Stored data entries
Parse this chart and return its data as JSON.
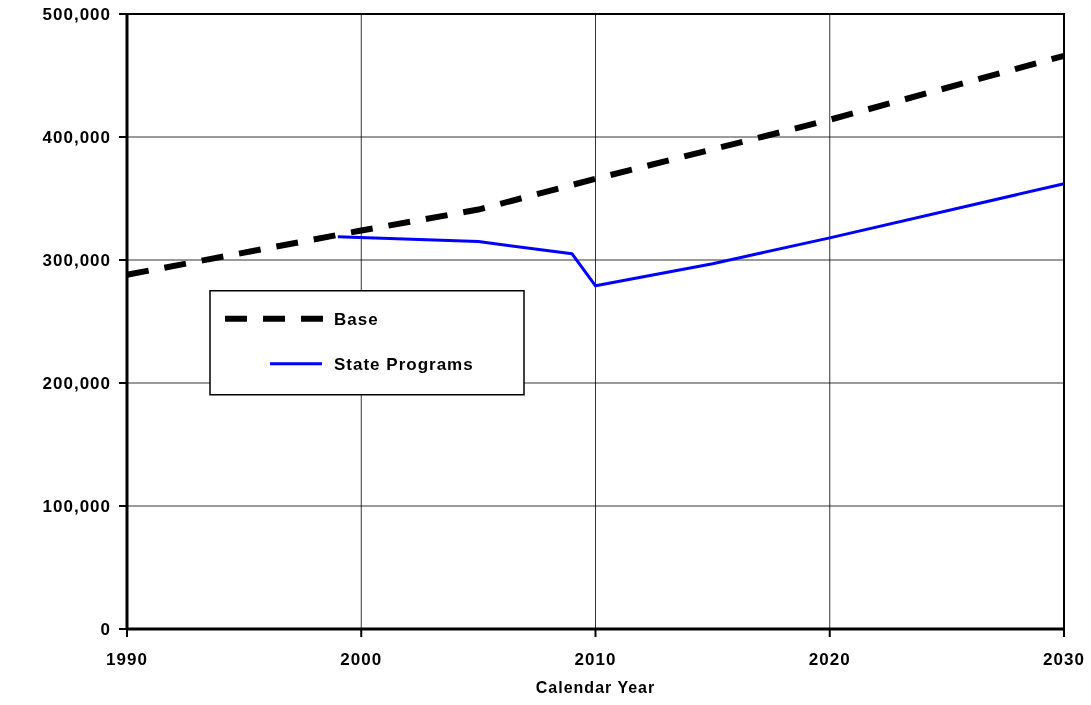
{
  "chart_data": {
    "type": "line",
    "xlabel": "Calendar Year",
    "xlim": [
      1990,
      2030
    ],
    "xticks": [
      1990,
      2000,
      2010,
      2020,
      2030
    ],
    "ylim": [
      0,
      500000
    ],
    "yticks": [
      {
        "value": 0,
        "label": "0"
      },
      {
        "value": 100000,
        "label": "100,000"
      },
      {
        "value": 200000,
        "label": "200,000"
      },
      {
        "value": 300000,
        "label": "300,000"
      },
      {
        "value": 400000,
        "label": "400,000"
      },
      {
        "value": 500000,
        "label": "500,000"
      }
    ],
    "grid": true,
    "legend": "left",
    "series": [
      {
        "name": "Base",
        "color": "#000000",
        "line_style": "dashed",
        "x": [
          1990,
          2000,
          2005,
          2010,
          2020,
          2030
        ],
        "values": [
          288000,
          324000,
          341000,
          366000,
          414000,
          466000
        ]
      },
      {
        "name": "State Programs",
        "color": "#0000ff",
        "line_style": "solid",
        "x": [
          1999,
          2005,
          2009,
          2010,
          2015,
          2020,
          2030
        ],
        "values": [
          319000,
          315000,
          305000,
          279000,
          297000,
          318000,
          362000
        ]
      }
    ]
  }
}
...
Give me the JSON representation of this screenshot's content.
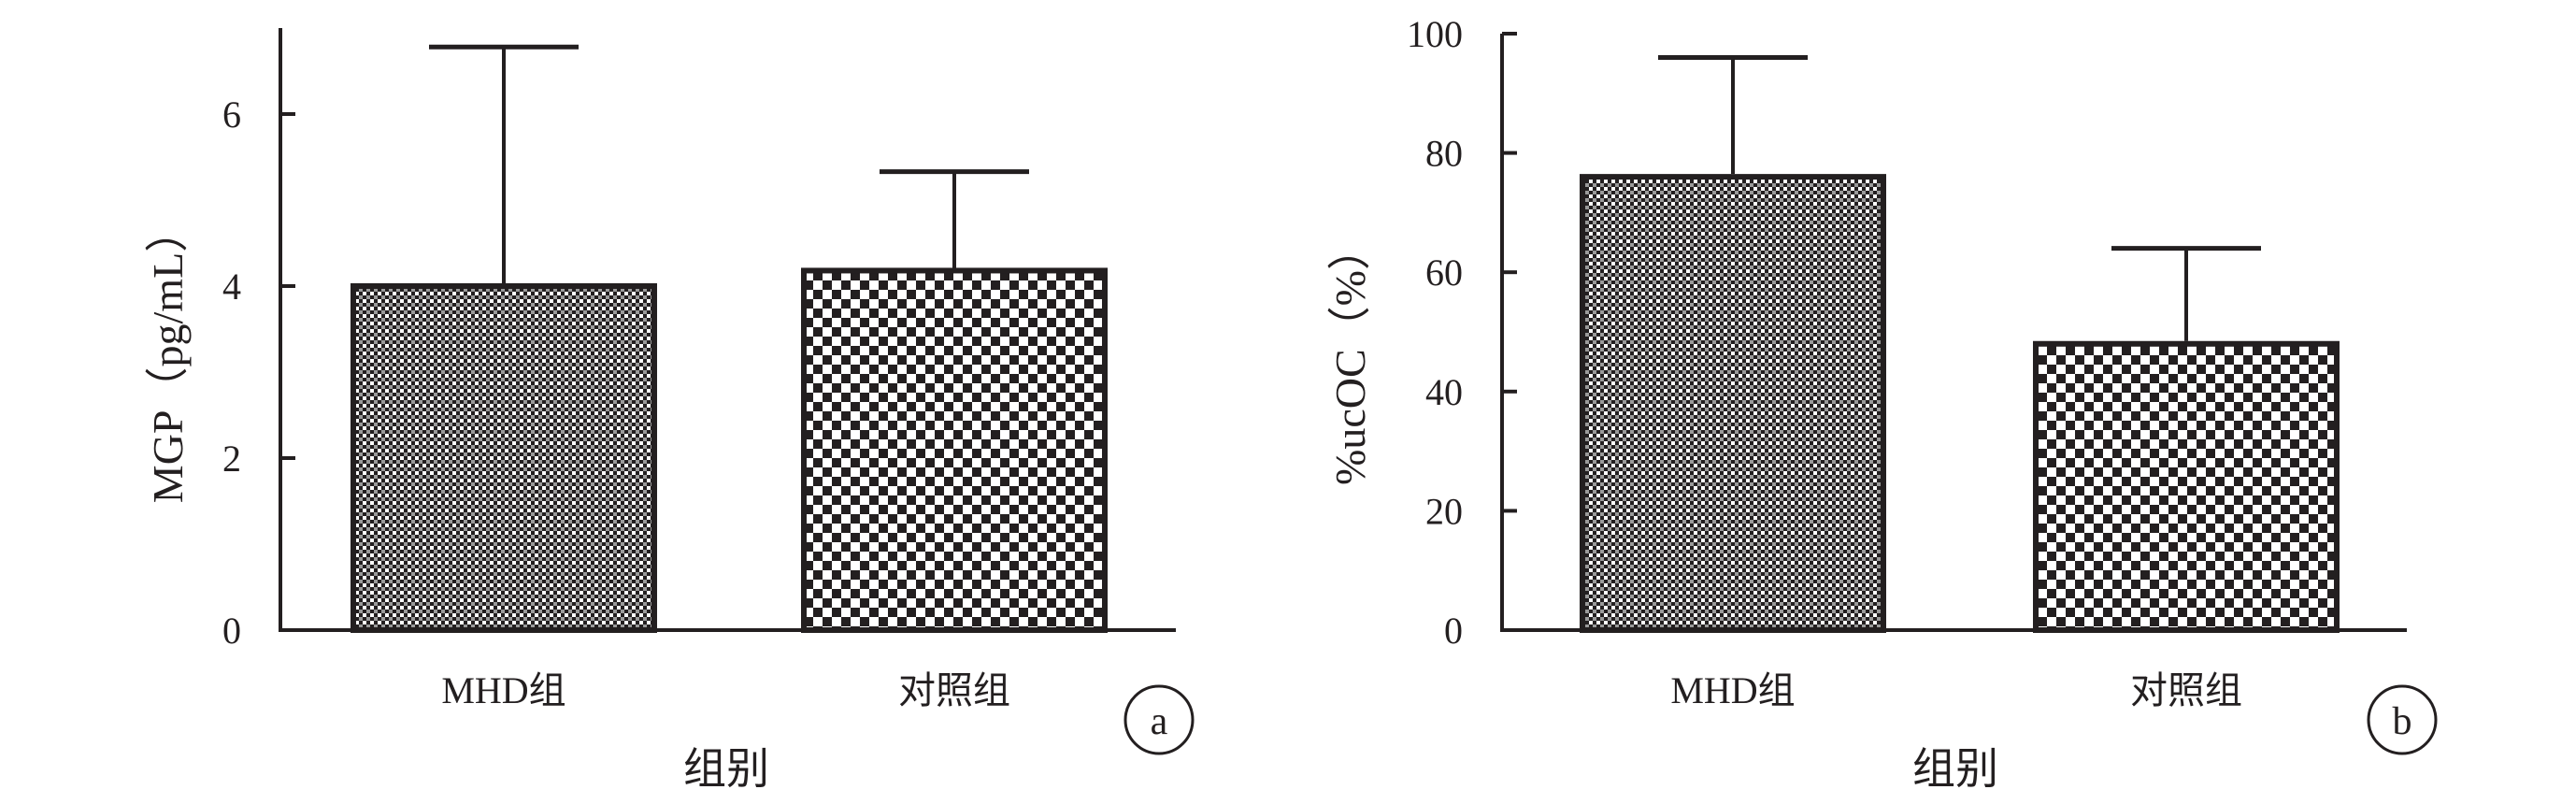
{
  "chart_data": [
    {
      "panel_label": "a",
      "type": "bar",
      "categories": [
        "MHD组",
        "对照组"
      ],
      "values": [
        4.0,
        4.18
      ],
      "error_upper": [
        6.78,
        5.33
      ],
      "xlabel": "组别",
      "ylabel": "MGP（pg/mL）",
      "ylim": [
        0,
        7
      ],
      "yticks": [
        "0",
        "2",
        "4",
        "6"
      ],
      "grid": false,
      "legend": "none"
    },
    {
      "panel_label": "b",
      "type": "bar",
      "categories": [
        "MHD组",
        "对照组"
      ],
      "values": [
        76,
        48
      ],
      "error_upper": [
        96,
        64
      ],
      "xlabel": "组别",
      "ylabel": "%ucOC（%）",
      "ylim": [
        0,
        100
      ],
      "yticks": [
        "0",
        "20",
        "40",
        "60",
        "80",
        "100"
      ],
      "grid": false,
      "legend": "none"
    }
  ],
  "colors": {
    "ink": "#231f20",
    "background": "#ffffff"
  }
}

* Instructions to follow *
Locate the lines above that contain "this" and copy them.

* Written reply *
Parse this chart and return its data as JSON.
Give me the JSON representation of this screenshot's content.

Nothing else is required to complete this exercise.